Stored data
========================

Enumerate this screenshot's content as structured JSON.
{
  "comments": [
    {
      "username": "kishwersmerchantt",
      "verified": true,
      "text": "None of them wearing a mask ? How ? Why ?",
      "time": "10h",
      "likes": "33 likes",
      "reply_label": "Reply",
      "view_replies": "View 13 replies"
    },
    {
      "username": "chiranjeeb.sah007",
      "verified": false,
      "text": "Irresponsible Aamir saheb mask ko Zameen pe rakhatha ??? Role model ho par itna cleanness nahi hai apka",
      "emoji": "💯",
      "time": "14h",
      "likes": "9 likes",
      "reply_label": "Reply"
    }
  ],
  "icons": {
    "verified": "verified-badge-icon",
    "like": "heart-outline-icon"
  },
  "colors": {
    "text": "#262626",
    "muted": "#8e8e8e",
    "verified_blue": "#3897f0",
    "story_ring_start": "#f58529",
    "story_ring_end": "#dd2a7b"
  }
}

========================

▸ Exercise details: Gather each line that holds "mask".

▸ Solution for this task:
      "text": "None of them wearing a mask ? How ? Why ?",
      "text": "Irresponsible Aamir saheb mask ko Zameen pe rakhatha ??? Role model ho par itna cleanness nahi hai apka",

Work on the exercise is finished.